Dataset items
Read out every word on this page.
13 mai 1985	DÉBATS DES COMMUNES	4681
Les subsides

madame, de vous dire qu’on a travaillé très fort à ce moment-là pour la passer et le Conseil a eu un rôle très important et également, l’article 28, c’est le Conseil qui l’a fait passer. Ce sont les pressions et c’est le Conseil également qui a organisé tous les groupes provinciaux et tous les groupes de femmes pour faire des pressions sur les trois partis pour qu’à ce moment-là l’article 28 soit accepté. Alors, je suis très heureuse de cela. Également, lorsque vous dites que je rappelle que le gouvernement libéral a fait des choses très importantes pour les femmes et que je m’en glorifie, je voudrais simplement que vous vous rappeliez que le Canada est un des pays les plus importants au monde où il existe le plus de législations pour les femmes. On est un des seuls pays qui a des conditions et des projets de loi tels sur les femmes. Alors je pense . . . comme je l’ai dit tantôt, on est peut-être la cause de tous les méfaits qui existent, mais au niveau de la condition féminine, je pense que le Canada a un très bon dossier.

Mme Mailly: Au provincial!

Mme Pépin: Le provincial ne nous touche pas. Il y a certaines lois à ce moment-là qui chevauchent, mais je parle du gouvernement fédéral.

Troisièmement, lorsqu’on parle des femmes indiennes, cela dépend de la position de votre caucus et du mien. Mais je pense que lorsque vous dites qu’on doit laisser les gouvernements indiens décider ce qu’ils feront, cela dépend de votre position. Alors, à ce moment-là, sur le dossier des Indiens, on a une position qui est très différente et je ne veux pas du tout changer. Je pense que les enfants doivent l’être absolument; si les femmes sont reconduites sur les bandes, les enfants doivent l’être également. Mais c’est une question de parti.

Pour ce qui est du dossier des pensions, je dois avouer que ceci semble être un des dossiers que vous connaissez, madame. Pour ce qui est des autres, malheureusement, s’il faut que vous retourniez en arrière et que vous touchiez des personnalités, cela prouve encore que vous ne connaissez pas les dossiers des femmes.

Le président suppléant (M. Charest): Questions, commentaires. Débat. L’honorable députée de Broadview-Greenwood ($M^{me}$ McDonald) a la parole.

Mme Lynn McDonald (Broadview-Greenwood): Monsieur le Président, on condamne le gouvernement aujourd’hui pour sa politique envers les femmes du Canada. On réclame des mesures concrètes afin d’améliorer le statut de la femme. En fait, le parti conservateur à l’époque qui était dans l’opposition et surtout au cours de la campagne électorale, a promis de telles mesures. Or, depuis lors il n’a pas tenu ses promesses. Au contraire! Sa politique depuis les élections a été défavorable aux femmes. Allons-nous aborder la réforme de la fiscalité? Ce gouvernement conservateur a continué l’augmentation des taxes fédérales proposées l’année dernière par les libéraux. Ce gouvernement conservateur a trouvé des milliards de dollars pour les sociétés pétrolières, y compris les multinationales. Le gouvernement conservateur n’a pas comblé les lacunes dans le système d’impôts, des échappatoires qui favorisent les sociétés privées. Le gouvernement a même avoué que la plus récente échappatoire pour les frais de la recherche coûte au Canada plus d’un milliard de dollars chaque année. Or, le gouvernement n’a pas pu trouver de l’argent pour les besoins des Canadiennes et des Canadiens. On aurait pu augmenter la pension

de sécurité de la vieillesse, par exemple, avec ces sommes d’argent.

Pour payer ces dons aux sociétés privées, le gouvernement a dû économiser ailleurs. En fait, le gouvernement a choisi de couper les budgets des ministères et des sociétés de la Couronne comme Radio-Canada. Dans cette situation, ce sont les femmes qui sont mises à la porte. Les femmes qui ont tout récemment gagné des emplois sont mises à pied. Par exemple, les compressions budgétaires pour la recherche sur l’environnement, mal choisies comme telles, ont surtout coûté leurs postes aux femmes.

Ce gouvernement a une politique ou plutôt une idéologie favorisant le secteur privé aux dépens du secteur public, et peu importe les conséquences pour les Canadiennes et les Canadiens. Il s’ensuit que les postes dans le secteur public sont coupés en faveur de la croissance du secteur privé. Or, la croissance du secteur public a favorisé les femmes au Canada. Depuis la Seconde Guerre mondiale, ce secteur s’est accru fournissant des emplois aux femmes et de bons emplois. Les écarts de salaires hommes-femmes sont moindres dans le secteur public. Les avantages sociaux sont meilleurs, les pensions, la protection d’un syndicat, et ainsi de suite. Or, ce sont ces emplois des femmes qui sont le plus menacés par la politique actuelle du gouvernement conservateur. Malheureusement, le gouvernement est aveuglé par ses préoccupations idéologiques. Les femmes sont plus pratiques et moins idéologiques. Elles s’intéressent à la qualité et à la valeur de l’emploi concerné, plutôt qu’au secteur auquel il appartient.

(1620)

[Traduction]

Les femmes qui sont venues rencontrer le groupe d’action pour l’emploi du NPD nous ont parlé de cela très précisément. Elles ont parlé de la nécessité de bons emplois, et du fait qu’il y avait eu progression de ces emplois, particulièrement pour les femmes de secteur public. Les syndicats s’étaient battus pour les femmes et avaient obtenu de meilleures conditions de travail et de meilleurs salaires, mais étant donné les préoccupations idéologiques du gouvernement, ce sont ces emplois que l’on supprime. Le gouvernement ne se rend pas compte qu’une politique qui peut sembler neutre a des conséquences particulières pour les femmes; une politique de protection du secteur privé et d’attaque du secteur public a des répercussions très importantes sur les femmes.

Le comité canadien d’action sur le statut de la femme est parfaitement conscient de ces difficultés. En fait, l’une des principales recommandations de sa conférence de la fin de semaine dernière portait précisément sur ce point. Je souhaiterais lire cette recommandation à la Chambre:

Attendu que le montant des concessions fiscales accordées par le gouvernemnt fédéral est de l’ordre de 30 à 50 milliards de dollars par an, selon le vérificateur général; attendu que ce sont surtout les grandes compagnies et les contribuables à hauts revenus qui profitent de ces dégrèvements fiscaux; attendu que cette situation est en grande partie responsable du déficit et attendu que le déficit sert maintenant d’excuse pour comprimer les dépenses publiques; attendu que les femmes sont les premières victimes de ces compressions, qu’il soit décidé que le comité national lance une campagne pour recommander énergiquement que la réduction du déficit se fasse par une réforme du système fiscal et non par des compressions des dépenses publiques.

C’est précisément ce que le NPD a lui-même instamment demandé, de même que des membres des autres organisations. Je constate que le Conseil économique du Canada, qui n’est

Task
Find every line in the records that contains the word "exemple"; copy those lines.

Result
de sécurité de la vieillesse, par exemple, avec ces sommes d’argent.
Pour payer ces dons aux sociétés privées, le gouvernement a dû économiser ailleurs. En fait, le gouvernement a choisi de couper les budgets des ministères et des sociétés de la Couronne comme Radio-Canada. Dans cette situation, ce sont les femmes qui sont mises à la porte. Les femmes qui ont tout récemment gagné des emplois sont mises à pied. Par exemple, les compressions budgétaires pour la recherche sur l’environnement, mal choisies comme telles, ont surtout coûté leurs postes aux femmes.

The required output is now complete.